■ Dataset records:
+===+

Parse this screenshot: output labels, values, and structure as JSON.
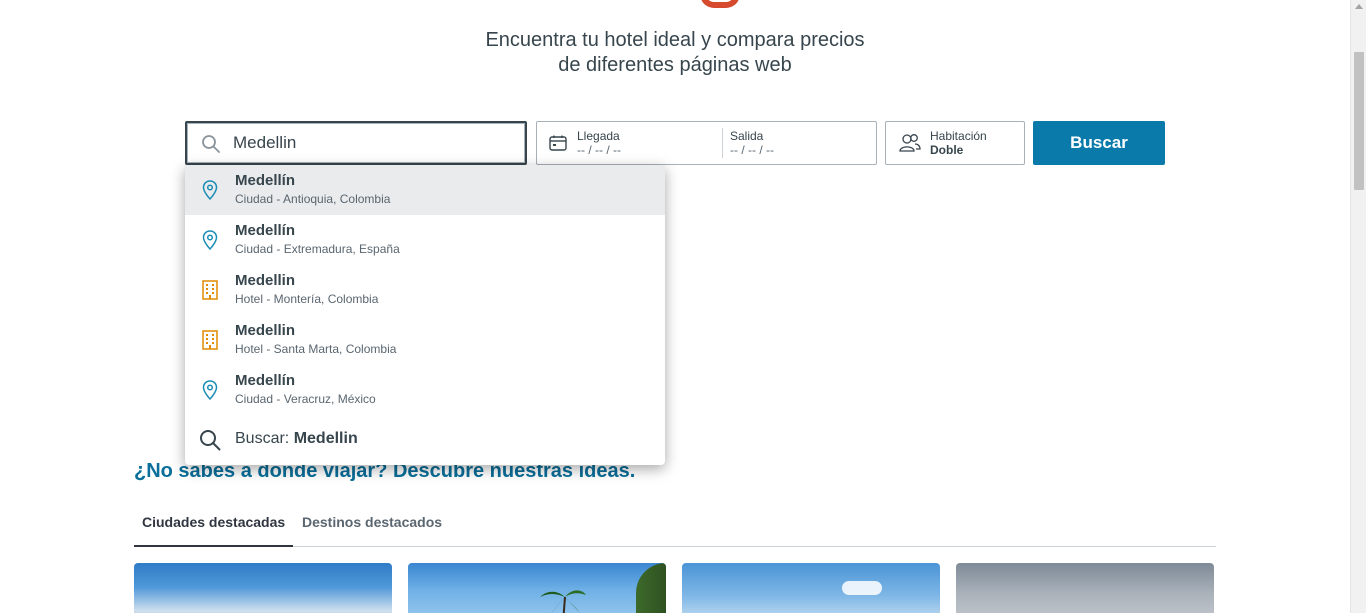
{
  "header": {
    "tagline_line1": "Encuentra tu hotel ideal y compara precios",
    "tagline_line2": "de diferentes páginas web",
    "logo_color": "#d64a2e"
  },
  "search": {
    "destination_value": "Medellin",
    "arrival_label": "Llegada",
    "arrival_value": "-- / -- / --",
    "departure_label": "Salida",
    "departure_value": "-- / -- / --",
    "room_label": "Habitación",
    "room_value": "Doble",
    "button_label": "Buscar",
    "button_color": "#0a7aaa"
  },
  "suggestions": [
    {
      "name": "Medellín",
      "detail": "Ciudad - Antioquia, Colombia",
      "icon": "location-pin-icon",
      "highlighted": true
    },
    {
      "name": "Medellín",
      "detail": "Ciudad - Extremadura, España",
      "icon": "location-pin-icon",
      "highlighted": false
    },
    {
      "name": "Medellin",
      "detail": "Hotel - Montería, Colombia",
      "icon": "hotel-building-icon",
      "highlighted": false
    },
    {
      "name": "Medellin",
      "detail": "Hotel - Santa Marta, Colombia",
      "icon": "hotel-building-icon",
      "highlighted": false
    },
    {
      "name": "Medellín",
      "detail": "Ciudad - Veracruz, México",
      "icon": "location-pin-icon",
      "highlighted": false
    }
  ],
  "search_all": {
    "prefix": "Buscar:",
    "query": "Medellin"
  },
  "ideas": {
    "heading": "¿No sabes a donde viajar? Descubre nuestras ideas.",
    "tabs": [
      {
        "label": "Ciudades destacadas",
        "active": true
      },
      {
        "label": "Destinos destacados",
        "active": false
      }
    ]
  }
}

+===+

Transcribe the material as is, with images omitted.

Parse this screenshot: output labels, values, and structure as JSON.
{
  "header": {
    "tagline_line1": "Encuentra tu hotel ideal y compara precios",
    "tagline_line2": "de diferentes páginas web",
    "logo_color": "#d64a2e"
  },
  "search": {
    "destination_value": "Medellin",
    "arrival_label": "Llegada",
    "arrival_value": "-- / -- / --",
    "departure_label": "Salida",
    "departure_value": "-- / -- / --",
    "room_label": "Habitación",
    "room_value": "Doble",
    "button_label": "Buscar",
    "button_color": "#0a7aaa"
  },
  "suggestions": [
    {
      "name": "Medellín",
      "detail": "Ciudad - Antioquia, Colombia",
      "icon": "location-pin-icon",
      "highlighted": true
    },
    {
      "name": "Medellín",
      "detail": "Ciudad - Extremadura, España",
      "icon": "location-pin-icon",
      "highlighted": false
    },
    {
      "name": "Medellin",
      "detail": "Hotel - Montería, Colombia",
      "icon": "hotel-building-icon",
      "highlighted": false
    },
    {
      "name": "Medellin",
      "detail": "Hotel - Santa Marta, Colombia",
      "icon": "hotel-building-icon",
      "highlighted": false
    },
    {
      "name": "Medellín",
      "detail": "Ciudad - Veracruz, México",
      "icon": "location-pin-icon",
      "highlighted": false
    }
  ],
  "search_all": {
    "prefix": "Buscar:",
    "query": "Medellin"
  },
  "ideas": {
    "heading": "¿No sabes a donde viajar? Descubre nuestras ideas.",
    "tabs": [
      {
        "label": "Ciudades destacadas",
        "active": true
      },
      {
        "label": "Destinos destacados",
        "active": false
      }
    ]
  }
}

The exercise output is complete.